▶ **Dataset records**
-------

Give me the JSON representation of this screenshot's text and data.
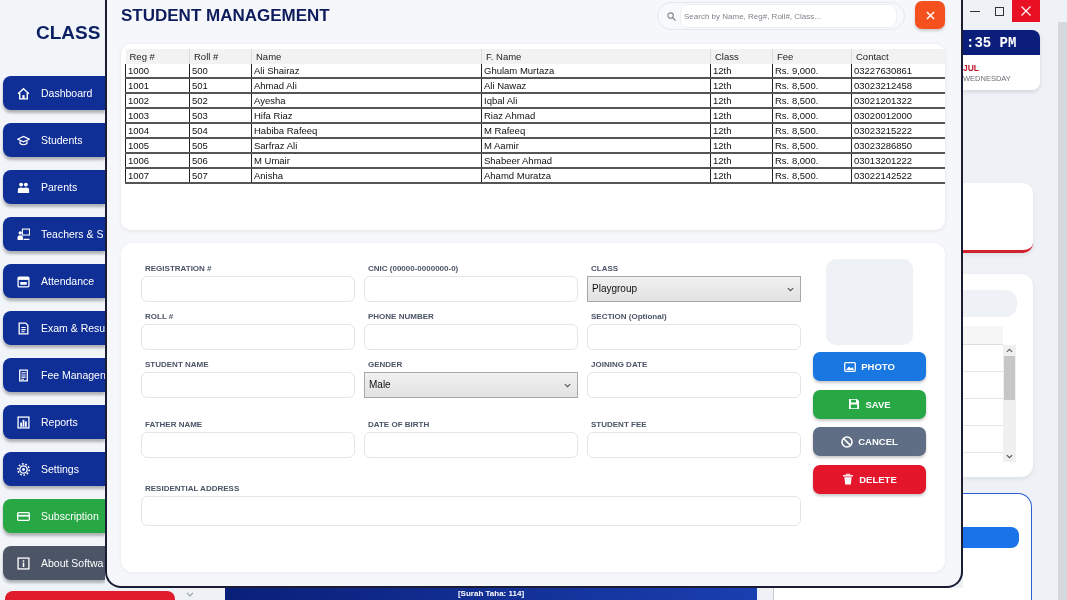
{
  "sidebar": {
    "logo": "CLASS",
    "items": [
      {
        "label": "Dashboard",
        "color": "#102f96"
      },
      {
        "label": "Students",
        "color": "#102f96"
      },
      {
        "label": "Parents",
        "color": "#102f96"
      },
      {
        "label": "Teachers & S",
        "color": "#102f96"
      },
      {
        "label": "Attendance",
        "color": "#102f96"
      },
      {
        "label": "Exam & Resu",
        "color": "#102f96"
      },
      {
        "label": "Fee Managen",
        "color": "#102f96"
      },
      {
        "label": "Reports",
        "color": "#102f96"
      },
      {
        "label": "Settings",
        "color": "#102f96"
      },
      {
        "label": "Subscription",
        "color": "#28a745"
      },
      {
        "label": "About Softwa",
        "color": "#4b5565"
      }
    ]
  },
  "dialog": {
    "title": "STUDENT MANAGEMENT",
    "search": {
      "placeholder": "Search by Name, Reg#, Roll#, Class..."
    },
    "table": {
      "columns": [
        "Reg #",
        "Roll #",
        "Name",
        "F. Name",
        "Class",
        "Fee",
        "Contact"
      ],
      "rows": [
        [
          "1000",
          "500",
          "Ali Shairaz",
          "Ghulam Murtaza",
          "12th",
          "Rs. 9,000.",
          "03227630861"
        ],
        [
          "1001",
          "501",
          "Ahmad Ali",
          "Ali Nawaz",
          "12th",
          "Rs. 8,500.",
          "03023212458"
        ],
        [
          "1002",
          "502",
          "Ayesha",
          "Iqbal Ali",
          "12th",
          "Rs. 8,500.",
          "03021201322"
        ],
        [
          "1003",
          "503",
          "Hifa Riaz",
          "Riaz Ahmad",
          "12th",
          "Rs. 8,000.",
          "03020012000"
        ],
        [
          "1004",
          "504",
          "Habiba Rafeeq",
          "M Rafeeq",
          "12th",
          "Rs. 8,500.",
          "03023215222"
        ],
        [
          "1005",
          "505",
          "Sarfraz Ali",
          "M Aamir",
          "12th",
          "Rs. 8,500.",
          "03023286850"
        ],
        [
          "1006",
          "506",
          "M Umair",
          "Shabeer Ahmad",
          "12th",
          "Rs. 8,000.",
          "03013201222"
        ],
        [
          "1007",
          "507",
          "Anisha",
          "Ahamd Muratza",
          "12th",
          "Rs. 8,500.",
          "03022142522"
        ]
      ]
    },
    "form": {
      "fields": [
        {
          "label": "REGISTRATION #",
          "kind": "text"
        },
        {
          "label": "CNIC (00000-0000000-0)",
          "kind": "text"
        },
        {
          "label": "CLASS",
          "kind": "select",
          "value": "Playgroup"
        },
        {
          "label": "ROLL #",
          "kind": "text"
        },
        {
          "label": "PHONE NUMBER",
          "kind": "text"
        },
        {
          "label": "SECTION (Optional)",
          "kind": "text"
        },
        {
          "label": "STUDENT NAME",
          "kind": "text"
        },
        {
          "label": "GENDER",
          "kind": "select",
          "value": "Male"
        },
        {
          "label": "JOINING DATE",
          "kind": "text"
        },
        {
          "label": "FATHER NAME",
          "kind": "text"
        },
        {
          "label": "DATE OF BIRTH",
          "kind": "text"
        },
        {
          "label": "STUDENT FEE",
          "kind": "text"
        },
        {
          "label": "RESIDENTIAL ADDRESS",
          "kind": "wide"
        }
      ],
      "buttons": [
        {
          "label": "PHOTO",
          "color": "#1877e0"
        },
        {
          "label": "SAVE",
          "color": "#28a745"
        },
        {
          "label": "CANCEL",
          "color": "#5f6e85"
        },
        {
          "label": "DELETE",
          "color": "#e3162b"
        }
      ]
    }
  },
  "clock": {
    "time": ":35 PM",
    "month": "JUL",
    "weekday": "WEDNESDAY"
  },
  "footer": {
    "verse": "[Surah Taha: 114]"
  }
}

-------

▶ **Exercise instructions**
Transcribe all entries above exactly. Drop the pictures.

▶ **The reply**
Give me the JSON representation of this screenshot's text and data.
{
  "sidebar": {
    "logo": "CLASS",
    "items": [
      {
        "label": "Dashboard",
        "color": "#102f96"
      },
      {
        "label": "Students",
        "color": "#102f96"
      },
      {
        "label": "Parents",
        "color": "#102f96"
      },
      {
        "label": "Teachers & S",
        "color": "#102f96"
      },
      {
        "label": "Attendance",
        "color": "#102f96"
      },
      {
        "label": "Exam & Resu",
        "color": "#102f96"
      },
      {
        "label": "Fee Managen",
        "color": "#102f96"
      },
      {
        "label": "Reports",
        "color": "#102f96"
      },
      {
        "label": "Settings",
        "color": "#102f96"
      },
      {
        "label": "Subscription",
        "color": "#28a745"
      },
      {
        "label": "About Softwa",
        "color": "#4b5565"
      }
    ]
  },
  "dialog": {
    "title": "STUDENT MANAGEMENT",
    "search": {
      "placeholder": "Search by Name, Reg#, Roll#, Class..."
    },
    "table": {
      "columns": [
        "Reg #",
        "Roll #",
        "Name",
        "F. Name",
        "Class",
        "Fee",
        "Contact"
      ],
      "rows": [
        [
          "1000",
          "500",
          "Ali Shairaz",
          "Ghulam Murtaza",
          "12th",
          "Rs. 9,000.",
          "03227630861"
        ],
        [
          "1001",
          "501",
          "Ahmad Ali",
          "Ali Nawaz",
          "12th",
          "Rs. 8,500.",
          "03023212458"
        ],
        [
          "1002",
          "502",
          "Ayesha",
          "Iqbal Ali",
          "12th",
          "Rs. 8,500.",
          "03021201322"
        ],
        [
          "1003",
          "503",
          "Hifa Riaz",
          "Riaz Ahmad",
          "12th",
          "Rs. 8,000.",
          "03020012000"
        ],
        [
          "1004",
          "504",
          "Habiba Rafeeq",
          "M Rafeeq",
          "12th",
          "Rs. 8,500.",
          "03023215222"
        ],
        [
          "1005",
          "505",
          "Sarfraz Ali",
          "M Aamir",
          "12th",
          "Rs. 8,500.",
          "03023286850"
        ],
        [
          "1006",
          "506",
          "M Umair",
          "Shabeer Ahmad",
          "12th",
          "Rs. 8,000.",
          "03013201222"
        ],
        [
          "1007",
          "507",
          "Anisha",
          "Ahamd Muratza",
          "12th",
          "Rs. 8,500.",
          "03022142522"
        ]
      ]
    },
    "form": {
      "fields": [
        {
          "label": "REGISTRATION #",
          "kind": "text"
        },
        {
          "label": "CNIC (00000-0000000-0)",
          "kind": "text"
        },
        {
          "label": "CLASS",
          "kind": "select",
          "value": "Playgroup"
        },
        {
          "label": "ROLL #",
          "kind": "text"
        },
        {
          "label": "PHONE NUMBER",
          "kind": "text"
        },
        {
          "label": "SECTION (Optional)",
          "kind": "text"
        },
        {
          "label": "STUDENT NAME",
          "kind": "text"
        },
        {
          "label": "GENDER",
          "kind": "select",
          "value": "Male"
        },
        {
          "label": "JOINING DATE",
          "kind": "text"
        },
        {
          "label": "FATHER NAME",
          "kind": "text"
        },
        {
          "label": "DATE OF BIRTH",
          "kind": "text"
        },
        {
          "label": "STUDENT FEE",
          "kind": "text"
        },
        {
          "label": "RESIDENTIAL ADDRESS",
          "kind": "wide"
        }
      ],
      "buttons": [
        {
          "label": "PHOTO",
          "color": "#1877e0"
        },
        {
          "label": "SAVE",
          "color": "#28a745"
        },
        {
          "label": "CANCEL",
          "color": "#5f6e85"
        },
        {
          "label": "DELETE",
          "color": "#e3162b"
        }
      ]
    }
  },
  "clock": {
    "time": ":35 PM",
    "month": "JUL",
    "weekday": "WEDNESDAY"
  },
  "footer": {
    "verse": "[Surah Taha: 114]"
  }
}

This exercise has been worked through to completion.